Written exercise
In the listing below, can you write out everything from the line containing "Patent image size: (714, 982)." down to the line containing "The overlapped portions 34 is at (187, 555).", swapping "perspective view" for "isometric view" and keeping everything else the same?

Raw records
________________________________________

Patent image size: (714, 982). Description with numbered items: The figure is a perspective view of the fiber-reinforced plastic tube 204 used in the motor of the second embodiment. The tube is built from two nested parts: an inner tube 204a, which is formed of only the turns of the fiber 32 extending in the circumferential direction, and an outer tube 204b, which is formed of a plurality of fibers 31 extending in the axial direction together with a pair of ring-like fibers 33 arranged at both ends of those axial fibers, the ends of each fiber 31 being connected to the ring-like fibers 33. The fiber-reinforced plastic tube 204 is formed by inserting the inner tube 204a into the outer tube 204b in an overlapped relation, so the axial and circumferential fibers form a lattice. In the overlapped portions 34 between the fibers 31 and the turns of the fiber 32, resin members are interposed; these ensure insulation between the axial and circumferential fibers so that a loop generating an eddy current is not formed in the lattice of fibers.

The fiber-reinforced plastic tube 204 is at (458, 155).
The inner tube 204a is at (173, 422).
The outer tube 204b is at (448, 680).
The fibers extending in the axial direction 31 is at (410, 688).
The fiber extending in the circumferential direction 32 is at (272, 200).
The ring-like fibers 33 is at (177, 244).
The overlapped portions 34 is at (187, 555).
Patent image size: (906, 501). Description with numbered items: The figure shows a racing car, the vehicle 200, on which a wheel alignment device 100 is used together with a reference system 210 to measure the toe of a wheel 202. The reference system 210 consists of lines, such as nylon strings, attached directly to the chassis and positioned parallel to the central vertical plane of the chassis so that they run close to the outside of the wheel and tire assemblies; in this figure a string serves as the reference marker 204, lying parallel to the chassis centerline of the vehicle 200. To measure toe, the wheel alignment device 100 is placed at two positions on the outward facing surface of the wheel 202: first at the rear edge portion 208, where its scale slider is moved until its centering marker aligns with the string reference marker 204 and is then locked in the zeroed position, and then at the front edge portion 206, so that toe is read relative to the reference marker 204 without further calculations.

________________________________________

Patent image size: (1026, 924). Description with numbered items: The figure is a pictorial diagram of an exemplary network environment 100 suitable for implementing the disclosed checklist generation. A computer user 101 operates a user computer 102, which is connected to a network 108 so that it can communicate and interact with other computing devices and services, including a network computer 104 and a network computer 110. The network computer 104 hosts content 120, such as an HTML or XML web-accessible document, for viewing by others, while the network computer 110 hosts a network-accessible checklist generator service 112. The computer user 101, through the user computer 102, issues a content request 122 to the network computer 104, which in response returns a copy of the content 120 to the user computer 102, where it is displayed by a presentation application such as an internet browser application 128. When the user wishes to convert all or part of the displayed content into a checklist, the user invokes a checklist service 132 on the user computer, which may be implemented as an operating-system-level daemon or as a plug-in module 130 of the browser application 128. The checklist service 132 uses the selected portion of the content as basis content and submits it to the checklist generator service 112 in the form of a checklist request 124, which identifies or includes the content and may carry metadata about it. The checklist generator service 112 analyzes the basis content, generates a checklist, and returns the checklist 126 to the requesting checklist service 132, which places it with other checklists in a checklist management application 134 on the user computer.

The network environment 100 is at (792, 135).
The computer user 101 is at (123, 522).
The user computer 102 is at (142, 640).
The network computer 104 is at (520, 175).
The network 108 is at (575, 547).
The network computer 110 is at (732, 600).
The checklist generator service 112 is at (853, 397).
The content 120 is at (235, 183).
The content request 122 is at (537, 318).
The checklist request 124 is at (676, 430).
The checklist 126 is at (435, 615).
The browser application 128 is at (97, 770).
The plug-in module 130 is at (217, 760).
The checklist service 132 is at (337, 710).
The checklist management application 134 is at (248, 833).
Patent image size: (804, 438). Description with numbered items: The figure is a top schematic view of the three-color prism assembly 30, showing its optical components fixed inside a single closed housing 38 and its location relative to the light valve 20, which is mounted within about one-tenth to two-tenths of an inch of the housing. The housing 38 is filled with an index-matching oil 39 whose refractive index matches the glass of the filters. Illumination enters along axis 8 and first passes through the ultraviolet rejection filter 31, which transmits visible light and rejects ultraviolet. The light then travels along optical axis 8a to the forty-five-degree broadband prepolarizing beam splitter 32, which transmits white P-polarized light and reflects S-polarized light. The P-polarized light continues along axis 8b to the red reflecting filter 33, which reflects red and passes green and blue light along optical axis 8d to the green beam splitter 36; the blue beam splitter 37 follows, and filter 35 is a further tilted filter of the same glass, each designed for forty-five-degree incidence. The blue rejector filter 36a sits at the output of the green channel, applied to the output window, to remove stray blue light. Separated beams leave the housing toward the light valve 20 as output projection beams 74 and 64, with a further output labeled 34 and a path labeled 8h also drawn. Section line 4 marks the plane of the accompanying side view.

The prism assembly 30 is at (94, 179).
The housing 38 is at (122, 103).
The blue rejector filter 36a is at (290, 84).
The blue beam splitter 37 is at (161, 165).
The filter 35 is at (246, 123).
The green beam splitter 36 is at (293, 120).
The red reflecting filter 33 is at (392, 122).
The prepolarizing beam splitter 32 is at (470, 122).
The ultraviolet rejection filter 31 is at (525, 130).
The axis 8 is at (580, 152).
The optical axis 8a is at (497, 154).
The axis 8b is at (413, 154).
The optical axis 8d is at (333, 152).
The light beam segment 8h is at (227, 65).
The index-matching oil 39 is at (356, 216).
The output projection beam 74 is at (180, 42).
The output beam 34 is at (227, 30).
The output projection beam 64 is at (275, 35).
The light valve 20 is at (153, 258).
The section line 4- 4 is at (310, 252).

________________________________________

Exercise response
Patent image size: (714, 982). Description with numbered items: The figure is a isometric view of the fiber-reinforced plastic tube 204 used in the motor of the second embodiment. The tube is built from two nested parts: an inner tube 204a, which is formed of only the turns of the fiber 32 extending in the circumferential direction, and an outer tube 204b, which is formed of a plurality of fibers 31 extending in the axial direction together with a pair of ring-like fibers 33 arranged at both ends of those axial fibers, the ends of each fiber 31 being connected to the ring-like fibers 33. The fiber-reinforced plastic tube 204 is formed by inserting the inner tube 204a into the outer tube 204b in an overlapped relation, so the axial and circumferential fibers form a lattice. In the overlapped portions 34 between the fibers 31 and the turns of the fiber 32, resin members are interposed; these ensure insulation between the axial and circumferential fibers so that a loop generating an eddy current is not formed in the lattice of fibers.

The fiber-reinforced plastic tube 204 is at (458, 155).
The inner tube 204a is at (173, 422).
The outer tube 204b is at (448, 680).
The fibers extending in the axial direction 31 is at (410, 688).
The fiber extending in the circumferential direction 32 is at (272, 200).
The ring-like fibers 33 is at (177, 244).
The overlapped portions 34 is at (187, 555).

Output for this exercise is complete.